### What the exercise asks
Transcribe all records exactly.

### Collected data
□ □ □

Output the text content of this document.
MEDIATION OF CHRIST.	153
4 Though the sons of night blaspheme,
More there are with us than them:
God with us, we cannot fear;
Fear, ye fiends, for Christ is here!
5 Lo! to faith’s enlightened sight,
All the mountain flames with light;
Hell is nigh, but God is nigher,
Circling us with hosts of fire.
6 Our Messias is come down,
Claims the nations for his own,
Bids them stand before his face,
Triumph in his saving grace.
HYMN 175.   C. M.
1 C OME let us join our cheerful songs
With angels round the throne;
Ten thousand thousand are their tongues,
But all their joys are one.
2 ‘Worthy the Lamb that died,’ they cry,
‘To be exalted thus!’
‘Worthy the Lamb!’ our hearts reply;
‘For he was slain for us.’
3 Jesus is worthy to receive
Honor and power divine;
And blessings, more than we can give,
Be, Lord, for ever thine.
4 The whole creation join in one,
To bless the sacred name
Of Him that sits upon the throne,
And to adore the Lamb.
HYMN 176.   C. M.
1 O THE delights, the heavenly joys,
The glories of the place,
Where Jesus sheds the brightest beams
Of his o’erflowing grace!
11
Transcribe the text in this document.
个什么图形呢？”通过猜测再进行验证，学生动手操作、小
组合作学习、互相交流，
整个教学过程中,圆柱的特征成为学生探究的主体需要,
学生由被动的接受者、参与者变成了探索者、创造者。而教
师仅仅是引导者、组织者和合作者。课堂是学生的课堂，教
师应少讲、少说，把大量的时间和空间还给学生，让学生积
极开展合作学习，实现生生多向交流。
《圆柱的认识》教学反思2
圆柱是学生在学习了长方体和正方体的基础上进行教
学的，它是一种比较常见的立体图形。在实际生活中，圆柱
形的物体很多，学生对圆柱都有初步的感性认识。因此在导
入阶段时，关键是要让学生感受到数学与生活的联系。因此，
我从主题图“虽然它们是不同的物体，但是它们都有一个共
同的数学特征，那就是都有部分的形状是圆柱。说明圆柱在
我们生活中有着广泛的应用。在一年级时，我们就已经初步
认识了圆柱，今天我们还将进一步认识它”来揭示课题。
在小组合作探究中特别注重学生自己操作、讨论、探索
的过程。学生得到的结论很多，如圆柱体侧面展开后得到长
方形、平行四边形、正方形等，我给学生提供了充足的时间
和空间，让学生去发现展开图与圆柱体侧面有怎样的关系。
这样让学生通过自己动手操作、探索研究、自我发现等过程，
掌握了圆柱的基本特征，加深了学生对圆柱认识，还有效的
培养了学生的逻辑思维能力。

□ □ □

### Exercise answer
Output the text content of this document.
MEDIATION OF CHRIST.	153
4 Though the sons of night blaspheme,
More there are with us than them:
God with us, we cannot fear;
Fear, ye fiends, for Christ is here!
5 Lo! to faith’s enlightened sight,
All the mountain flames with light;
Hell is nigh, but God is nigher,
Circling us with hosts of fire.
6 Our Messias is come down,
Claims the nations for his own,
Bids them stand before his face,
Triumph in his saving grace.
HYMN 175.   C. M.
1 C OME let us join our cheerful songs
With angels round the throne;
Ten thousand thousand are their tongues,
But all their joys are one.
2 ‘Worthy the Lamb that died,’ they cry,
‘To be exalted thus!’
‘Worthy the Lamb!’ our hearts reply;
‘For he was slain for us.’
3 Jesus is worthy to receive
Honor and power divine;
And blessings, more than we can give,
Be, Lord, for ever thine.
4 The whole creation join in one,
To bless the sacred name
Of Him that sits upon the throne,
And to adore the Lamb.
HYMN 176.   C. M.
1 O THE delights, the heavenly joys,
The glories of the place,
Where Jesus sheds the brightest beams
Of his o’erflowing grace!
11
Transcribe the text in this document.
个什么图形呢？”通过猜测再进行验证，学生动手操作、小
组合作学习、互相交流，
整个教学过程中,圆柱的特征成为学生探究的主体需要,
学生由被动的接受者、参与者变成了探索者、创造者。而教
师仅仅是引导者、组织者和合作者。课堂是学生的课堂，教
师应少讲、少说，把大量的时间和空间还给学生，让学生积
极开展合作学习，实现生生多向交流。
《圆柱的认识》教学反思2
圆柱是学生在学习了长方体和正方体的基础上进行教
学的，它是一种比较常见的立体图形。在实际生活中，圆柱
形的物体很多，学生对圆柱都有初步的感性认识。因此在导
入阶段时，关键是要让学生感受到数学与生活的联系。因此，
我从主题图“虽然它们是不同的物体，但是它们都有一个共
同的数学特征，那就是都有部分的形状是圆柱。说明圆柱在
我们生活中有着广泛的应用。在一年级时，我们就已经初步
认识了圆柱，今天我们还将进一步认识它”来揭示课题。
在小组合作探究中特别注重学生自己操作、讨论、探索
的过程。学生得到的结论很多，如圆柱体侧面展开后得到长
方形、平行四边形、正方形等，我给学生提供了充足的时间
和空间，让学生去发现展开图与圆柱体侧面有怎样的关系。
这样让学生通过自己动手操作、探索研究、自我发现等过程，
掌握了圆柱的基本特征，加深了学生对圆柱认识，还有效的
培养了学生的逻辑思维能力。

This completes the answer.